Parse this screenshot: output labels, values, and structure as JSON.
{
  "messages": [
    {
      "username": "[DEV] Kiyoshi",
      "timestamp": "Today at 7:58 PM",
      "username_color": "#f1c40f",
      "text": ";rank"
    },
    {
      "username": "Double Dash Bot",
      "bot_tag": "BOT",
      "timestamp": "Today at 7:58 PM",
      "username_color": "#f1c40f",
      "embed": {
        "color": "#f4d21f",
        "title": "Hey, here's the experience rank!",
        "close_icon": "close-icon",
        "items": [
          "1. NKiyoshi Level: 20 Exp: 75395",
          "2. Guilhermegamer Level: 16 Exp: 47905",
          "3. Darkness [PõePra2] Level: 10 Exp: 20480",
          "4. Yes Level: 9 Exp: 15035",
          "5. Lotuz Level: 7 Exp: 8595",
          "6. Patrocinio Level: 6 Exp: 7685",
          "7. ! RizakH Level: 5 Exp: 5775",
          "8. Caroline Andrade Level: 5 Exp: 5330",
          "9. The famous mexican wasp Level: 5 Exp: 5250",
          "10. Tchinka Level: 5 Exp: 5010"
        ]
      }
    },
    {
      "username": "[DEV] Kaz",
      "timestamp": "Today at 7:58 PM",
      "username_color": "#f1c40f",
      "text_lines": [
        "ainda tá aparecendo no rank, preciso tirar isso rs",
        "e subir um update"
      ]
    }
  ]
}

· · · · ·

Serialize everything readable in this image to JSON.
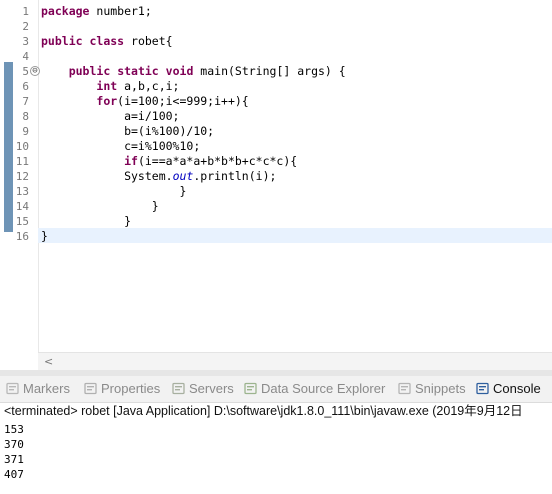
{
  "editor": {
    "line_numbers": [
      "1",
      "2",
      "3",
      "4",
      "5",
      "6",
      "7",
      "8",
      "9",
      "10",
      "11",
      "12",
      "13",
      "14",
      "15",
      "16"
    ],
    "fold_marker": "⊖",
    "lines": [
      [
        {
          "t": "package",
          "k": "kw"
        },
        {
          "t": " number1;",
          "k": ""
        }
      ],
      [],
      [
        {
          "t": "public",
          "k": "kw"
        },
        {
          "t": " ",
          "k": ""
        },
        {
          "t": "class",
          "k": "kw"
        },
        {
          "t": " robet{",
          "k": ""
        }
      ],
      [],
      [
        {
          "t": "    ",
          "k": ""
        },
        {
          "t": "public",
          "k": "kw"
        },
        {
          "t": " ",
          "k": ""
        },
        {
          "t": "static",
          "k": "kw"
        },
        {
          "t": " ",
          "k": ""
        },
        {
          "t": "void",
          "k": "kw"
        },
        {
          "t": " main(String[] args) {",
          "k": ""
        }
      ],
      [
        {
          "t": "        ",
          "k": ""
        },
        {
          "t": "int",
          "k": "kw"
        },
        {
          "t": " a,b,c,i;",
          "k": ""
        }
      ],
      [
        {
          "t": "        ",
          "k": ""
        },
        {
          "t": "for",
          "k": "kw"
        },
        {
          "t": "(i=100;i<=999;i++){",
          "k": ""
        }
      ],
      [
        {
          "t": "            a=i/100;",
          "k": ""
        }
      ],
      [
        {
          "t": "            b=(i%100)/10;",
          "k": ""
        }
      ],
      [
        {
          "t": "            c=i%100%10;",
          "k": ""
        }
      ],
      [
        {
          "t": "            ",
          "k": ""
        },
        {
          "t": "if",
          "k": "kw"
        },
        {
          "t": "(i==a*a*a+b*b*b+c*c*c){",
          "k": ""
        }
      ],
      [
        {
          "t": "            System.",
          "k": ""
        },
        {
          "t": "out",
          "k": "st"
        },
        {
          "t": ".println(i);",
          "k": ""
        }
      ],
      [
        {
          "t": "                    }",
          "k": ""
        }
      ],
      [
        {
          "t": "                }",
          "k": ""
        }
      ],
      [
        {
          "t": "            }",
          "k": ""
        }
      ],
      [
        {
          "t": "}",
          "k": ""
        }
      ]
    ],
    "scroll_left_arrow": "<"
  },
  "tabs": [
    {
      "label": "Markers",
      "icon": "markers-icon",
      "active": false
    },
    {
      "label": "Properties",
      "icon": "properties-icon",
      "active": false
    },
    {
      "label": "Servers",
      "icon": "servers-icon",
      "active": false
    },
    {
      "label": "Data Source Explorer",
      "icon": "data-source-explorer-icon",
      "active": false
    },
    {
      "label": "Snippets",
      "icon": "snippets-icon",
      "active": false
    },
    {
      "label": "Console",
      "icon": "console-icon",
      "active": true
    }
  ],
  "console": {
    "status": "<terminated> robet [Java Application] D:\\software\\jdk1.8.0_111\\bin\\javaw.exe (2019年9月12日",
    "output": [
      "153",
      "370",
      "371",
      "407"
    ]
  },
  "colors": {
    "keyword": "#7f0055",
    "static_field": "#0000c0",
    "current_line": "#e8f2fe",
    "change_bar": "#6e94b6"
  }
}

· · · · ·

Copy all lines in the listing above where the string "output" appears.

Parse this screenshot: output labels, values, and structure as JSON.
    "output": [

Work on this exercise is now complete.